(Collected data entries)

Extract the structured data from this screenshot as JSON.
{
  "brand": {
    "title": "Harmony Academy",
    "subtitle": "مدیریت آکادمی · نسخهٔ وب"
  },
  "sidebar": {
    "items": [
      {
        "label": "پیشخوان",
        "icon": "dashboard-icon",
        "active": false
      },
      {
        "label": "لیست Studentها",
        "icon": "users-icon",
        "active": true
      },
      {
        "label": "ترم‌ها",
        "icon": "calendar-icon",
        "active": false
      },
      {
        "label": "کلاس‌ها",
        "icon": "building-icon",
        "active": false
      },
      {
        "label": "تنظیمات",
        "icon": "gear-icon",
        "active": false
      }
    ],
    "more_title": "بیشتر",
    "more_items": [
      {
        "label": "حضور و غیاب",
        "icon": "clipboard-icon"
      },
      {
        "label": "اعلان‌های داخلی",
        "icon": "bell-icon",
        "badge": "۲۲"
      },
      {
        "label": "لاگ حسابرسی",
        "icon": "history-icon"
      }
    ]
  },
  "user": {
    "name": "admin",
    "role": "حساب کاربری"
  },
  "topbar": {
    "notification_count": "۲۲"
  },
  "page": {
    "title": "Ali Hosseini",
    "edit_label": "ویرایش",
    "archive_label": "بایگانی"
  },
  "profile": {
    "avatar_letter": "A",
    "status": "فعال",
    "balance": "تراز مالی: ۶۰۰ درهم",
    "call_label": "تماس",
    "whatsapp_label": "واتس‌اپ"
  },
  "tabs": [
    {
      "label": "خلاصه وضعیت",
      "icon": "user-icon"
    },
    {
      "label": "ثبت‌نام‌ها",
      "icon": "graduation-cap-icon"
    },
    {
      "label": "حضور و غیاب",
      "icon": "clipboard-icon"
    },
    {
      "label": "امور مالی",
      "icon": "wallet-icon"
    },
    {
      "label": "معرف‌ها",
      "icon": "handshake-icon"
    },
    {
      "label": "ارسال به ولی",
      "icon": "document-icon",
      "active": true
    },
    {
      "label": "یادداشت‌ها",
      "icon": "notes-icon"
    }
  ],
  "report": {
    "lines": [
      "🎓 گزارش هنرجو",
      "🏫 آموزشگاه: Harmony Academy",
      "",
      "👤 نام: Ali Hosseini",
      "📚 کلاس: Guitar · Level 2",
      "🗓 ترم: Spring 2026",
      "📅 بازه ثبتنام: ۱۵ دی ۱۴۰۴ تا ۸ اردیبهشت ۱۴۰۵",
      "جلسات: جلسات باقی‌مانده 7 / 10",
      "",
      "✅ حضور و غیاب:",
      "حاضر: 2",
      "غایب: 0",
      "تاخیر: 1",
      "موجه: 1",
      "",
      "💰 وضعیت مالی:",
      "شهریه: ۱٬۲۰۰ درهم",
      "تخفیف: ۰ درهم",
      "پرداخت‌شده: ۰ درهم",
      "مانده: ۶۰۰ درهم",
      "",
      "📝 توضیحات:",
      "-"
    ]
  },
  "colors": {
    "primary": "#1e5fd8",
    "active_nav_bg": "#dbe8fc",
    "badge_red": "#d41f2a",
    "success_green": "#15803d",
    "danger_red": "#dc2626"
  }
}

**Aim:** Your answer should be a single number: how many lines of the material contain the word "Hosseini".

**Response to the task:** 2